**Exercise aim**: Check each line of the records below and collect those that include the word "Media".

········

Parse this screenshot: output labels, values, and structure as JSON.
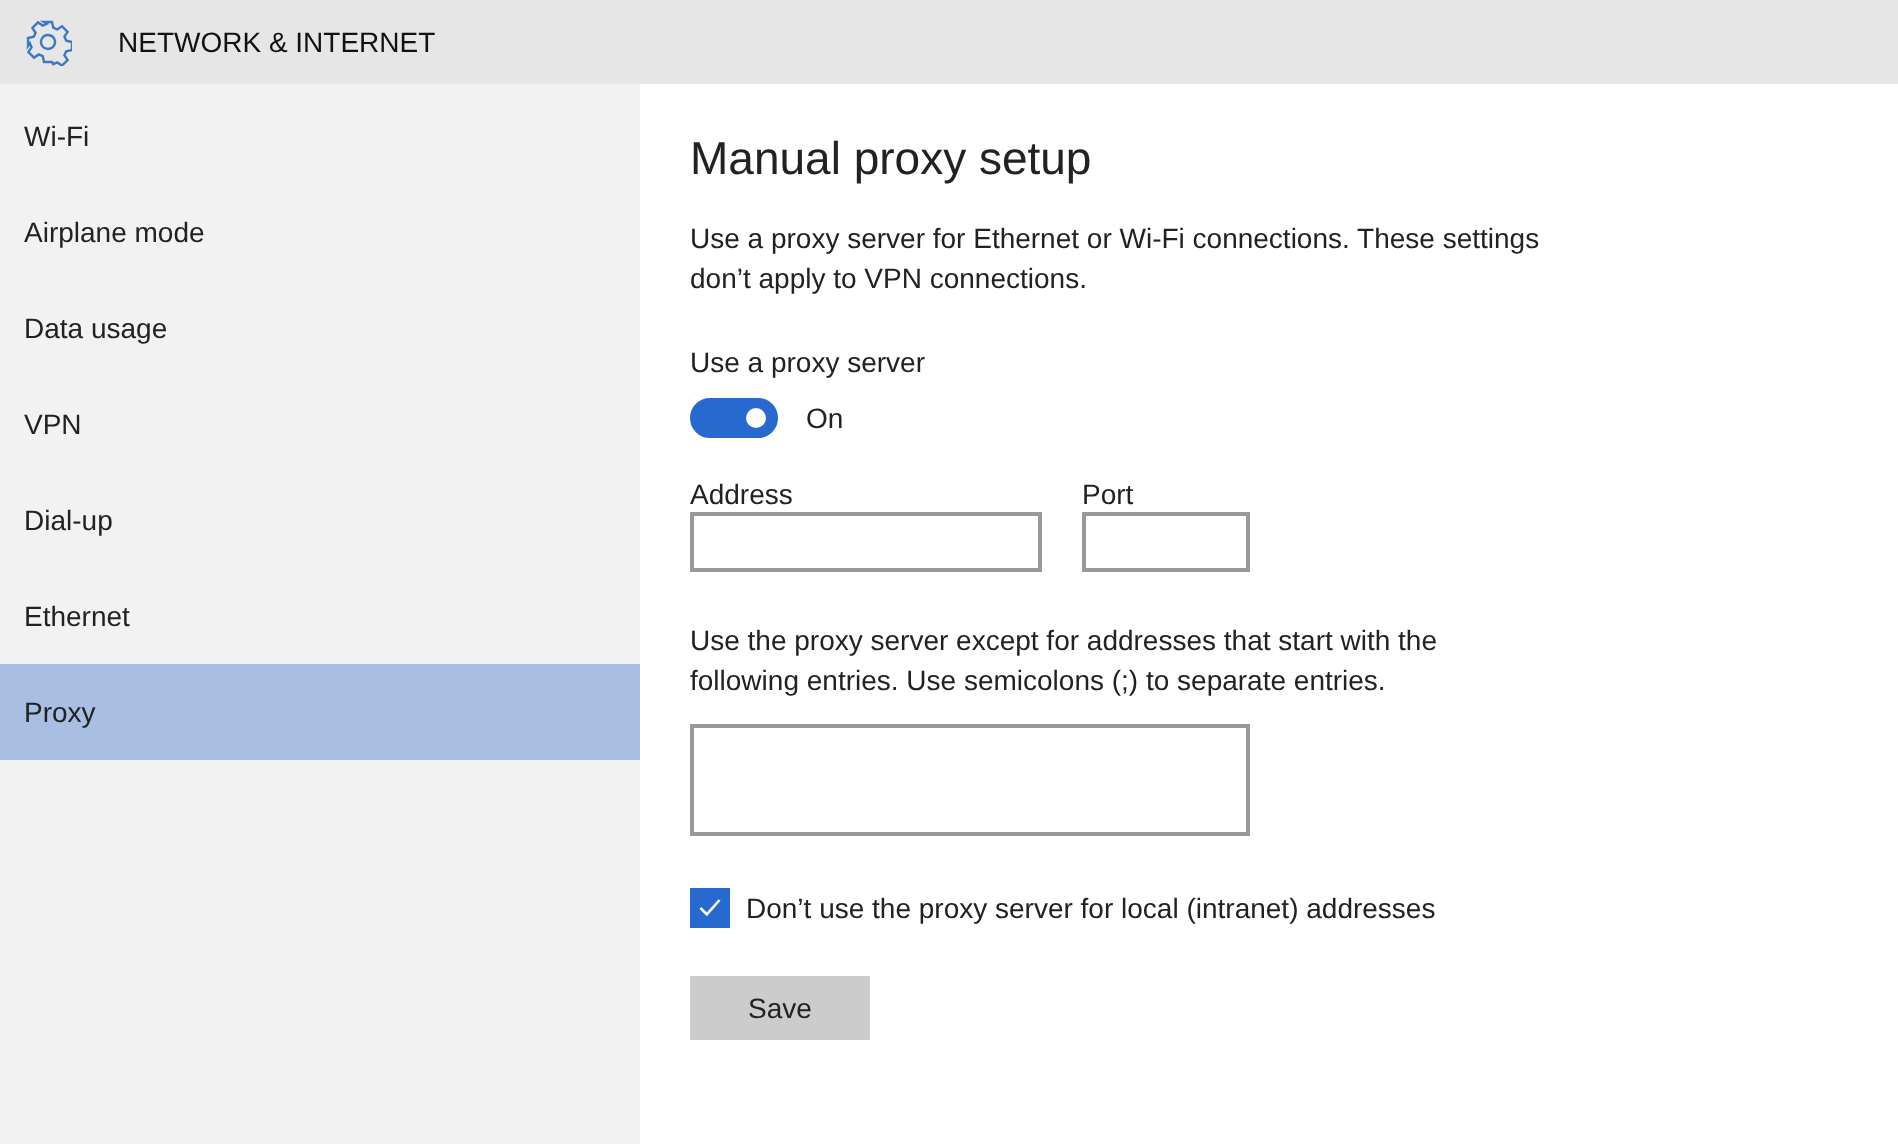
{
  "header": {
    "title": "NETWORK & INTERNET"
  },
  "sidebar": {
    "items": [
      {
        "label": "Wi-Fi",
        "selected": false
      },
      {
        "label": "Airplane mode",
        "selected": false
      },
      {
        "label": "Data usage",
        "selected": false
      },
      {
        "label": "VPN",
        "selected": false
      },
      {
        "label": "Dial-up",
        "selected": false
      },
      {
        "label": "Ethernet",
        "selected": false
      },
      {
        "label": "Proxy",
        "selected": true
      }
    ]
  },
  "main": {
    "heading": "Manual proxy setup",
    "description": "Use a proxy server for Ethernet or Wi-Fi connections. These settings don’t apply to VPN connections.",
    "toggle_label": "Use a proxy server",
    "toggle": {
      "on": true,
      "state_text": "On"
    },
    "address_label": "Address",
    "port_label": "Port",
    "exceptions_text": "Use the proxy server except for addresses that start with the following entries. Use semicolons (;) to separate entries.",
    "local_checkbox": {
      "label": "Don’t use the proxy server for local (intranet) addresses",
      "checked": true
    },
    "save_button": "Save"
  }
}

········

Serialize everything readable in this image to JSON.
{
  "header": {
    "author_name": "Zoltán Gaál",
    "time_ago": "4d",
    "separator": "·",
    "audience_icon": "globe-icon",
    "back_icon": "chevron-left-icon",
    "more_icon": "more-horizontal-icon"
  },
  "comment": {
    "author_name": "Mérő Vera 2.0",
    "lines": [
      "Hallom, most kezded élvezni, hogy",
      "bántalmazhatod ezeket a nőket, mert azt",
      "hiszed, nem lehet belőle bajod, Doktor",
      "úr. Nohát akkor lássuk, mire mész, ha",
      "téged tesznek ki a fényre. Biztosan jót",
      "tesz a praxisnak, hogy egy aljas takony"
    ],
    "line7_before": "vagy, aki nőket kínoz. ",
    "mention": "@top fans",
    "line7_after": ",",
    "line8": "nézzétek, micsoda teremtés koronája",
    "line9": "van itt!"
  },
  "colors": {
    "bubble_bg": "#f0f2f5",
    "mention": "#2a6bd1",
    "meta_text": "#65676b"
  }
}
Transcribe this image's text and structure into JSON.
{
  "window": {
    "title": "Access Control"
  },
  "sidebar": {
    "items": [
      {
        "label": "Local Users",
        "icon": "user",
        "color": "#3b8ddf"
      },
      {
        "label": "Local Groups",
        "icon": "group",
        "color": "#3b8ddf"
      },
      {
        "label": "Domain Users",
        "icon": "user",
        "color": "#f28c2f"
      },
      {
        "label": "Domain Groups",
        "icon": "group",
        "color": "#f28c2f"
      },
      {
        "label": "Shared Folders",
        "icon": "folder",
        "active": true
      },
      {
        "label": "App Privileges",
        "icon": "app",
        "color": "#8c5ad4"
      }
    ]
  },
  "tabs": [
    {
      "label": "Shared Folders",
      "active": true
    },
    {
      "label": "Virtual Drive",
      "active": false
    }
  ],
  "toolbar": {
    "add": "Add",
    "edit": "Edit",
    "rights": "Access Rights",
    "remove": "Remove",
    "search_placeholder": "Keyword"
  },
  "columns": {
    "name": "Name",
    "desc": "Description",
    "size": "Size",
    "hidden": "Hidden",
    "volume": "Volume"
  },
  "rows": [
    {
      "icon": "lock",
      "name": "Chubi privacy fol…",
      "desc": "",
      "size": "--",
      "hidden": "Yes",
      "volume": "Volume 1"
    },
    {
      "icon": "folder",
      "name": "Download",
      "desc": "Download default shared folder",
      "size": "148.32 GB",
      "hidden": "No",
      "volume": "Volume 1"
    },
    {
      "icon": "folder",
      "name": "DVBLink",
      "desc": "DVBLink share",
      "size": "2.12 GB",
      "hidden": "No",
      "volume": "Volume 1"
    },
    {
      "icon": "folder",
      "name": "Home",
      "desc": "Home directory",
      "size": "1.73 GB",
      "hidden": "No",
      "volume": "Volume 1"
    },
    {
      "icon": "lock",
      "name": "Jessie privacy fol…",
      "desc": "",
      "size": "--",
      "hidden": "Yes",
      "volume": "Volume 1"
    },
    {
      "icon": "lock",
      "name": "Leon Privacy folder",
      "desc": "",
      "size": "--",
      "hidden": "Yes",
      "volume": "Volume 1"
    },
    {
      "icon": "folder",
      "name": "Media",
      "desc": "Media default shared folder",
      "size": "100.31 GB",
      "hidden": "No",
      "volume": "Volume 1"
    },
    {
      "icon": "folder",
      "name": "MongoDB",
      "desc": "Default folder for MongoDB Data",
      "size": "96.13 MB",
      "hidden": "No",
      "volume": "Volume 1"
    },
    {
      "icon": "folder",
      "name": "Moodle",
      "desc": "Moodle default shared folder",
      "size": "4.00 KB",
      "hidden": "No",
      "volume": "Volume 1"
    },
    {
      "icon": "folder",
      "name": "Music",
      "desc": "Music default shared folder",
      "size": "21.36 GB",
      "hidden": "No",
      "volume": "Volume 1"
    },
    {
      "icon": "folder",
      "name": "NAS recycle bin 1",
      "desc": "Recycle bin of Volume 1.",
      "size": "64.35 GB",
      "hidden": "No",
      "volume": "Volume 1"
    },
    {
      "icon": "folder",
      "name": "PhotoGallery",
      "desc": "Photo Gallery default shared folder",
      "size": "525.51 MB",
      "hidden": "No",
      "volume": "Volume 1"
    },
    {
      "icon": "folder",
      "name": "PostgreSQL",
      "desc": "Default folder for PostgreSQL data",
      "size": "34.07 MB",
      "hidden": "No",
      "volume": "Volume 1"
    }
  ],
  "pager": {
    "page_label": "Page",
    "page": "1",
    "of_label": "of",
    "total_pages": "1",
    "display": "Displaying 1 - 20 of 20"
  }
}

········

**Full response**:
      "name": "Media",
      "desc": "Media default shared folder",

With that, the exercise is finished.